> Records:
○ ○ ○ ○
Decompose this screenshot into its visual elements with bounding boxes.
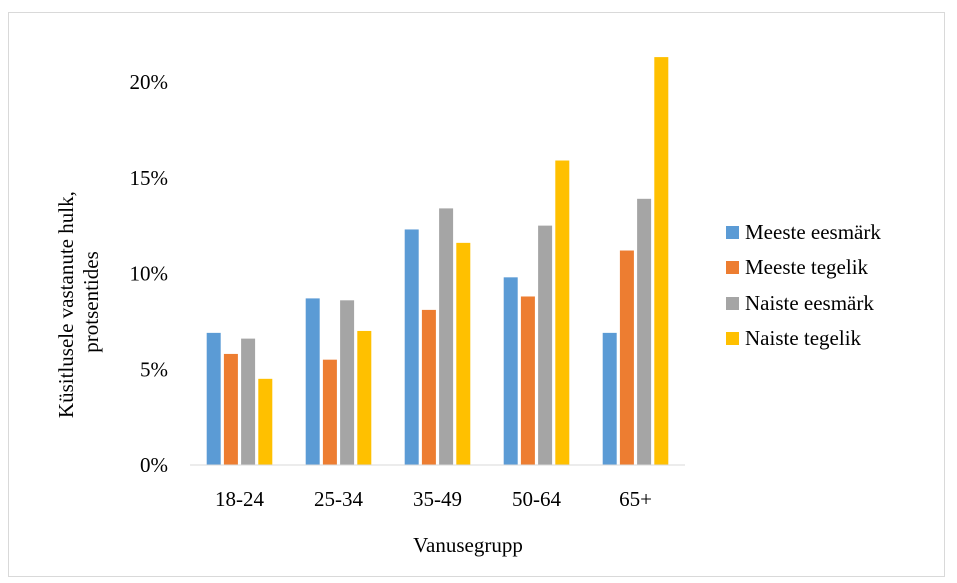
- bar: [619, 250, 634, 465]
- bar: [555, 160, 570, 465]
- legend-swatch: [726, 332, 739, 346]
- x-tick-label: 18-24: [215, 487, 264, 511]
- legend-label: Meeste tegelik: [745, 255, 869, 280]
- x-tick-label: 35-49: [413, 487, 462, 511]
- y-tick-label: 0%: [140, 453, 168, 477]
- y-axis-title-line-1: Küsitlusele vastanute hulk,: [54, 191, 78, 418]
- bar: [223, 353, 238, 465]
- bar: [206, 332, 221, 465]
- legend-label: Naiste eesmärk: [745, 290, 874, 315]
- y-axis-title: Küsitlusele vastanute hulk, protsentides: [54, 186, 103, 418]
- bar: [357, 330, 372, 465]
- y-tick-label: 15%: [130, 166, 169, 190]
- bar: [340, 300, 355, 465]
- x-tick-label: 65+: [619, 487, 652, 511]
- bar: [602, 332, 617, 465]
- bar: [421, 309, 436, 465]
- legend-item: Meeste eesmärk: [726, 215, 881, 250]
- legend-label: Meeste eesmärk: [745, 220, 881, 245]
- legend-swatch: [726, 261, 739, 275]
- y-tick-label: 20%: [130, 70, 169, 94]
- bar: [520, 296, 535, 465]
- bar: [404, 229, 419, 465]
- legend-item: Naiste eesmärk: [726, 286, 881, 321]
- legend-swatch: [726, 296, 739, 310]
- x-tick-label: 50-64: [512, 487, 561, 511]
- chart-area: [8, 12, 945, 577]
- bars: [206, 57, 669, 465]
- bar: [305, 298, 320, 465]
- bar: [456, 242, 471, 465]
- bar: [538, 225, 553, 465]
- bar: [241, 338, 256, 465]
- legend: Meeste eesmärk Meeste tegelik Naiste eesmä…: [726, 215, 881, 356]
- legend-label: Naiste tegelik: [745, 326, 862, 351]
- legend-item: Meeste tegelik: [726, 250, 881, 285]
- y-axis-ticks: 0% 5% 10% 15% 20%: [130, 70, 169, 477]
- bar: [637, 198, 652, 465]
- bar: [258, 378, 273, 465]
- y-axis-title-line-2: protsentides: [79, 251, 103, 352]
- y-tick-label: 10%: [130, 262, 169, 286]
- bar: [439, 208, 454, 465]
- legend-item: Naiste tegelik: [726, 321, 881, 356]
- x-axis-title: Vanusegrupp: [413, 533, 523, 557]
- x-tick-label: 25-34: [314, 487, 363, 511]
- bar: [503, 277, 518, 465]
- legend-swatch: [726, 226, 739, 240]
- x-axis-ticks: 18-24 25-34 35-49 50-64 65+: [215, 487, 652, 511]
- bar: [654, 57, 669, 465]
- y-tick-label: 5%: [140, 357, 168, 381]
- bar: [322, 359, 337, 465]
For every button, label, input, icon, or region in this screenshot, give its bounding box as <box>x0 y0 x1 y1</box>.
○ ○ ○ ○
> Instructions for the task: Could you reproduce every row above verbatim, leaving the picture out of your answer?

> Result below:
Decompose this screenshot into its visual elements with bounding boxes.
- bar: [619, 250, 634, 465]
- bar: [555, 160, 570, 465]
- legend-swatch: [726, 332, 739, 346]
- x-tick-label: 18-24: [215, 487, 264, 511]
- legend-label: Meeste tegelik: [745, 255, 869, 280]
- x-tick-label: 35-49: [413, 487, 462, 511]
- y-tick-label: 0%: [140, 453, 168, 477]
- y-axis-title-line-1: Küsitlusele vastanute hulk,: [54, 191, 78, 418]
- bar: [223, 353, 238, 465]
- bar: [206, 332, 221, 465]
- legend-label: Naiste eesmärk: [745, 290, 874, 315]
- y-axis-title: Küsitlusele vastanute hulk, protsentides: [54, 186, 103, 418]
- bar: [357, 330, 372, 465]
- y-tick-label: 15%: [130, 166, 169, 190]
- bar: [340, 300, 355, 465]
- x-tick-label: 65+: [619, 487, 652, 511]
- bar: [602, 332, 617, 465]
- bar: [421, 309, 436, 465]
- legend-item: Meeste eesmärk: [726, 215, 881, 250]
- legend-label: Meeste eesmärk: [745, 220, 881, 245]
- legend-swatch: [726, 261, 739, 275]
- y-tick-label: 20%: [130, 70, 169, 94]
- bar: [520, 296, 535, 465]
- bar: [404, 229, 419, 465]
- legend-item: Naiste eesmärk: [726, 286, 881, 321]
- legend-swatch: [726, 296, 739, 310]
- x-tick-label: 50-64: [512, 487, 561, 511]
- chart-area: [8, 12, 945, 577]
- bars: [206, 57, 669, 465]
- bar: [305, 298, 320, 465]
- bar: [456, 242, 471, 465]
- bar: [538, 225, 553, 465]
- bar: [241, 338, 256, 465]
- legend: Meeste eesmärk Meeste tegelik Naiste eesmä…: [726, 215, 881, 356]
- legend-label: Naiste tegelik: [745, 326, 862, 351]
- legend-item: Meeste tegelik: [726, 250, 881, 285]
- y-axis-ticks: 0% 5% 10% 15% 20%: [130, 70, 169, 477]
- bar: [637, 198, 652, 465]
- bar: [258, 378, 273, 465]
- y-axis-title-line-2: protsentides: [79, 251, 103, 352]
- y-tick-label: 10%: [130, 262, 169, 286]
- bar: [439, 208, 454, 465]
- legend-item: Naiste tegelik: [726, 321, 881, 356]
- x-axis-title: Vanusegrupp: [413, 533, 523, 557]
- x-tick-label: 25-34: [314, 487, 363, 511]
- bar: [503, 277, 518, 465]
- legend-swatch: [726, 226, 739, 240]
- x-axis-ticks: 18-24 25-34 35-49 50-64 65+: [215, 487, 652, 511]
- bar: [654, 57, 669, 465]
- y-tick-label: 5%: [140, 357, 168, 381]
- bar: [322, 359, 337, 465]
For every button, label, input, icon, or region in this screenshot, give its bounding box as <box>x0 y0 x1 y1</box>.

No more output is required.